▶ _What is required_
Gather each line of the entries below that includes "this".

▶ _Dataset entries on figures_
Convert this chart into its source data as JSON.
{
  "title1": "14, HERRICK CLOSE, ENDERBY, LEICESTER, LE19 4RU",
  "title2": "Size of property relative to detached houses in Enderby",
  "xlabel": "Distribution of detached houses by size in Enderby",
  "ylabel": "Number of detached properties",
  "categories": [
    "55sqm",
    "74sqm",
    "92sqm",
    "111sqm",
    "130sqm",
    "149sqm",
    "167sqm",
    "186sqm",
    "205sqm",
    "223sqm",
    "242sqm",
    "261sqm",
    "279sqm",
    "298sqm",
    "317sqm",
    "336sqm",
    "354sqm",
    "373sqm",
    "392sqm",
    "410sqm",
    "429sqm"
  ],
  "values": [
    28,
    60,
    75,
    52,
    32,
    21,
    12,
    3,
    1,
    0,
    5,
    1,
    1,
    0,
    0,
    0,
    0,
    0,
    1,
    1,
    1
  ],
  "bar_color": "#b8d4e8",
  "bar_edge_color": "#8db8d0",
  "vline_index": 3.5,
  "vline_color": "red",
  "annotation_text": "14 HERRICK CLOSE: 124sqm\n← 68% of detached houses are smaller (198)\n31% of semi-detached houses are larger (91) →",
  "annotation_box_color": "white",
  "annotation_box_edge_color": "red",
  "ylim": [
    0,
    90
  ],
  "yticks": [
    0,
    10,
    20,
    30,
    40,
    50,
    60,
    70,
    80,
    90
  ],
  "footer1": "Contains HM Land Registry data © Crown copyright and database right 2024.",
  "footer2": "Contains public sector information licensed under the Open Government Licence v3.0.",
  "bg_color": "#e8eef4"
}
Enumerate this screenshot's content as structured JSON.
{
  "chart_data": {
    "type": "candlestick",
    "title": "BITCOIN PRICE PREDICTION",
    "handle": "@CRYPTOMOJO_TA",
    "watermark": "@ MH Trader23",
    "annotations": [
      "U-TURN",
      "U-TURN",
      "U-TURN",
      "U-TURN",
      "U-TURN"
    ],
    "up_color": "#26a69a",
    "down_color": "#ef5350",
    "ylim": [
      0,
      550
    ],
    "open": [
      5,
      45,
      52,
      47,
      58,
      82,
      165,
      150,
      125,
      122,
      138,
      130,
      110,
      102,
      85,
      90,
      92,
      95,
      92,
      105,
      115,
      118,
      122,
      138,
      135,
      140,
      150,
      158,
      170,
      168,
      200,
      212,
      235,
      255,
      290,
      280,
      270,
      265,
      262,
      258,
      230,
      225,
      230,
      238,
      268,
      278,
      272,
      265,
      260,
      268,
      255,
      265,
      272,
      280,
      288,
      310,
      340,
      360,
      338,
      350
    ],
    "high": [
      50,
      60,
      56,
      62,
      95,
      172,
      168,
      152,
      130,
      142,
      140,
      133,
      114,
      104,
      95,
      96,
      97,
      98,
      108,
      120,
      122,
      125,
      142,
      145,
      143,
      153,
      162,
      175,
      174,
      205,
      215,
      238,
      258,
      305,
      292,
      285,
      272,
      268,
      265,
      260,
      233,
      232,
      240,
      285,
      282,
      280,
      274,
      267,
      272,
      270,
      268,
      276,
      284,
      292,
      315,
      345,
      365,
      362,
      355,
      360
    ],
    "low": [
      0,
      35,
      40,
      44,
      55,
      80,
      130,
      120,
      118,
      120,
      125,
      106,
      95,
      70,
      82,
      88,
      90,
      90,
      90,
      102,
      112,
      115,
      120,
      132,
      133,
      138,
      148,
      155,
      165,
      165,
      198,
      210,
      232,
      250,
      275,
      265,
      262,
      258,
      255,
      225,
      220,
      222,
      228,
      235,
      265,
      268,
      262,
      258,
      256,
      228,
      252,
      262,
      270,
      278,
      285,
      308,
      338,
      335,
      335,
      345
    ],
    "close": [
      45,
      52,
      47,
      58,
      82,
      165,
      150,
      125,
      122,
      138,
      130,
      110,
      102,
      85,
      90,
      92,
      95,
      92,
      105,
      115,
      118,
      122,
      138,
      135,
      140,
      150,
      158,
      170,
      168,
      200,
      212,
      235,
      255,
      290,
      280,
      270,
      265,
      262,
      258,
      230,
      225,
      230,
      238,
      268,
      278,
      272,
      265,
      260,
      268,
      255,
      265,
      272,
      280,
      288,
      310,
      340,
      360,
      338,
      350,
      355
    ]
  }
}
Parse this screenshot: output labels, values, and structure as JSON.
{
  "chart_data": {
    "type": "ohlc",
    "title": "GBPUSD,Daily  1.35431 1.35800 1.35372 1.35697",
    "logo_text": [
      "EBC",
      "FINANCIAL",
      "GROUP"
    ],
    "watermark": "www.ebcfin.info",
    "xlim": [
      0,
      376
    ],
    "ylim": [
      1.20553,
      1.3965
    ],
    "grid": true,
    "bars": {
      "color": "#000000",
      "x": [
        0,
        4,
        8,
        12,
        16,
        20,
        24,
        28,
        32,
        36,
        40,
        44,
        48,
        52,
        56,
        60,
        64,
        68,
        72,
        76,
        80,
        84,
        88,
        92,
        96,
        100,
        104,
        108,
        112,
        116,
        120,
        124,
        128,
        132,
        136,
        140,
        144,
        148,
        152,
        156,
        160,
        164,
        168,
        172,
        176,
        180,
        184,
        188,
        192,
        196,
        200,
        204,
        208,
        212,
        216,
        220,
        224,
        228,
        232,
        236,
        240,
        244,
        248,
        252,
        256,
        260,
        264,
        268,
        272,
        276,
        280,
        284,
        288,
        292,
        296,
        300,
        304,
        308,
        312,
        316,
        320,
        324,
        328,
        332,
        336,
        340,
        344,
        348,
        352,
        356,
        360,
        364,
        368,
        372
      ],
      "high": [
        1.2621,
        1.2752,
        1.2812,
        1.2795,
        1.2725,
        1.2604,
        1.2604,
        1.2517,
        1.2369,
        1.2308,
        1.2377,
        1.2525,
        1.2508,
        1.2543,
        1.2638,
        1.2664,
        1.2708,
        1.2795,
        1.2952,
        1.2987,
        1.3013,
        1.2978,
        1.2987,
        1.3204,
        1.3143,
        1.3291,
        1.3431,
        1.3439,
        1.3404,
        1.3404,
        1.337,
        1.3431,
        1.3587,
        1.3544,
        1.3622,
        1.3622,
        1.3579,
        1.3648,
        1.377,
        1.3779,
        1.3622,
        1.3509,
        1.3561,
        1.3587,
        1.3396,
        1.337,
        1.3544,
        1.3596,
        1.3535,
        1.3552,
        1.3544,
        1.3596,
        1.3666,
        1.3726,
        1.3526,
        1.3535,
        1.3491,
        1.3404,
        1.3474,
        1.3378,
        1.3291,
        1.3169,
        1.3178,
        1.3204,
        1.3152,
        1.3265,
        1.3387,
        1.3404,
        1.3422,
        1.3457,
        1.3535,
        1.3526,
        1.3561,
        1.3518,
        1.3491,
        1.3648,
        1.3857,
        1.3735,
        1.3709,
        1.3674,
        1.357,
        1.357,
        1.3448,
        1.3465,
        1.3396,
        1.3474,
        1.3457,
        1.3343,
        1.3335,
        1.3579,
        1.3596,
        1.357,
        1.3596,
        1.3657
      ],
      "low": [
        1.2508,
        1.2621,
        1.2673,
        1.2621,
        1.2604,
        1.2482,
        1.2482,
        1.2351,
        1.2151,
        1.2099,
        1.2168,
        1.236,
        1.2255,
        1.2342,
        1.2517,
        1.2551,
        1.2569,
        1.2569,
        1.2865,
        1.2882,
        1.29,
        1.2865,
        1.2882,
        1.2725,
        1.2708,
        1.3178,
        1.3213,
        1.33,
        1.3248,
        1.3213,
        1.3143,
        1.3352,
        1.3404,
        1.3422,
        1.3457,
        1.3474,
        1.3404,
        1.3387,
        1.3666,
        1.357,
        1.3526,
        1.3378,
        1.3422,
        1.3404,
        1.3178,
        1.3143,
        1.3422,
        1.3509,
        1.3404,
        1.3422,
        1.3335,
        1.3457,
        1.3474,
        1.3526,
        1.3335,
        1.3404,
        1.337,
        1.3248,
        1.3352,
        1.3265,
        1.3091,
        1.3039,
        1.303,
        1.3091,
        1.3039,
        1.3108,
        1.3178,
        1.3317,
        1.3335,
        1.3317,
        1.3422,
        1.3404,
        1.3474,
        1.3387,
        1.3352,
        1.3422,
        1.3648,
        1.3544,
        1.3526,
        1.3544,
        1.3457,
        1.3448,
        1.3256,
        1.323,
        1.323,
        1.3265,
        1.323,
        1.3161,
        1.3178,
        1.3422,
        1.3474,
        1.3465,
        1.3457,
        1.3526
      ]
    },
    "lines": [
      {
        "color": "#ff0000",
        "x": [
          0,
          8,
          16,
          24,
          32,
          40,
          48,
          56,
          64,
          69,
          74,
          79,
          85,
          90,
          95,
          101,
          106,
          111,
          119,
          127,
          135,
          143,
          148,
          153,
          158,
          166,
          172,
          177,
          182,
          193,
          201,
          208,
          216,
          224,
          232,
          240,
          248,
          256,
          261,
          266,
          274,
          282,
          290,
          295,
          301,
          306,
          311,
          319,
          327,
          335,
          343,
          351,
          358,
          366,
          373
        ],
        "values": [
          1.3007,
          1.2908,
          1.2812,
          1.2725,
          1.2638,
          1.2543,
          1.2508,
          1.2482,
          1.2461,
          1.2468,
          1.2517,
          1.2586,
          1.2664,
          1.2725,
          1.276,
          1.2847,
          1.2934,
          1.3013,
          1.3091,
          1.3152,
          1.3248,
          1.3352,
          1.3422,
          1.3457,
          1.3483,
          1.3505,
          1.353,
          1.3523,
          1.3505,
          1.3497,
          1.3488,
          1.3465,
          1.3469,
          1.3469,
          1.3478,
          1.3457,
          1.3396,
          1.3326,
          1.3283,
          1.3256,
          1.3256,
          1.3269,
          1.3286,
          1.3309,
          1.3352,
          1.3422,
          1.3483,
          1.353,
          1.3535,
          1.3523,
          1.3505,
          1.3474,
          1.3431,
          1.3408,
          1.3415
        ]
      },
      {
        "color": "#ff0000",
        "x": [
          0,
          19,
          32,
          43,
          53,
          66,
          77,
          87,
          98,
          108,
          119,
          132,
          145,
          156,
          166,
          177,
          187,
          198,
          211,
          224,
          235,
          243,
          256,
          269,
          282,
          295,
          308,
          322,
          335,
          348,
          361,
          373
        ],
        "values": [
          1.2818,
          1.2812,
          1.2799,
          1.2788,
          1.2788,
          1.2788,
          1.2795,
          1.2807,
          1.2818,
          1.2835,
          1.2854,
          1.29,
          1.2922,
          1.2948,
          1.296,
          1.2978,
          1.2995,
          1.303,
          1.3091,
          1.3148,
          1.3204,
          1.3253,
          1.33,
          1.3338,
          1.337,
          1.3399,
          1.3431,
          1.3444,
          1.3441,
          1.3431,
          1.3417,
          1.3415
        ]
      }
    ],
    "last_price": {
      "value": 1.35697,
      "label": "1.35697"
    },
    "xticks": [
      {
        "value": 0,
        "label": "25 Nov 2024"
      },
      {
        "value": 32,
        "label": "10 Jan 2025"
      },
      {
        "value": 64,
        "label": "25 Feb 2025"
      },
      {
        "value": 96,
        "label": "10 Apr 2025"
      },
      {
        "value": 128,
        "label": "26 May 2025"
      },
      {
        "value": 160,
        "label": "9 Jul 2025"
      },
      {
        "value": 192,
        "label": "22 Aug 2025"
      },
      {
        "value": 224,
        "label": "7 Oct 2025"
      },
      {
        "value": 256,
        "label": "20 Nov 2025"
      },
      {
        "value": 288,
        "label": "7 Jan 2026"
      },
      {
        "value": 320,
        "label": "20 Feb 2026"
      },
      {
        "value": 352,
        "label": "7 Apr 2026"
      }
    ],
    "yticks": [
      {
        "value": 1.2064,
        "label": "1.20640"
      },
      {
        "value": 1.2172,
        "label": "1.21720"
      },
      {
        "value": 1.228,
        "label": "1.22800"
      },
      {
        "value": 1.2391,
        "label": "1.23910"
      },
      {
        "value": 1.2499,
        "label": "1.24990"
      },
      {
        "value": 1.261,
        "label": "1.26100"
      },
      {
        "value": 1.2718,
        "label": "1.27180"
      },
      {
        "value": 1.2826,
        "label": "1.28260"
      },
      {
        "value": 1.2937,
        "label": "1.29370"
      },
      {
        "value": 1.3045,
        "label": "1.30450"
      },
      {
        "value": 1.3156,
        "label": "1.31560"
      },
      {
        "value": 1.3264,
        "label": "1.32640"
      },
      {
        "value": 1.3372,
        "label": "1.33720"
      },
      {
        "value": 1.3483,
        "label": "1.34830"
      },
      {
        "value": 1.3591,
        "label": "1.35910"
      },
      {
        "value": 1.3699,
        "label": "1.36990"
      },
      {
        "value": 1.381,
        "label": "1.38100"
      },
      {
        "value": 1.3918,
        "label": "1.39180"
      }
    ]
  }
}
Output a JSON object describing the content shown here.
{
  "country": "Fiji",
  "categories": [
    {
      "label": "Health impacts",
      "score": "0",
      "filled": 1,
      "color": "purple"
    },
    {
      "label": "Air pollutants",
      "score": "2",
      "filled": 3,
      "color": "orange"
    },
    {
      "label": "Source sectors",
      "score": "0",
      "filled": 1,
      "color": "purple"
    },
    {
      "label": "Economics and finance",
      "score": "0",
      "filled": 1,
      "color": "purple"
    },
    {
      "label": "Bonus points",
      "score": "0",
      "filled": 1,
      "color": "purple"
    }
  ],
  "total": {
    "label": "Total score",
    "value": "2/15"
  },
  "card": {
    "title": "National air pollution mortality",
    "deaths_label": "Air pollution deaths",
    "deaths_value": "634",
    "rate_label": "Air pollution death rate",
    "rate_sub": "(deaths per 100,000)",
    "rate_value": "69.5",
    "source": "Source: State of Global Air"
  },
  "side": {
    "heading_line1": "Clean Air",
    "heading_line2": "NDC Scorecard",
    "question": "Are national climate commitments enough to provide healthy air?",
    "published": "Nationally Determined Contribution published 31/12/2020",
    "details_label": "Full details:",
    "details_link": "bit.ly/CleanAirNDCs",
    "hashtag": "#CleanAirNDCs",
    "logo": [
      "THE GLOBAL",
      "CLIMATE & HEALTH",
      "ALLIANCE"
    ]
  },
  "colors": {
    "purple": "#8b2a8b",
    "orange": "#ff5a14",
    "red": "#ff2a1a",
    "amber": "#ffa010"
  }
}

▶ _Expected answer_
Convert this chart into its source data as JSON.
Enumerate this screenshot's content as structured JSON.
Parse this screenshot: output labels, values, and structure as JSON.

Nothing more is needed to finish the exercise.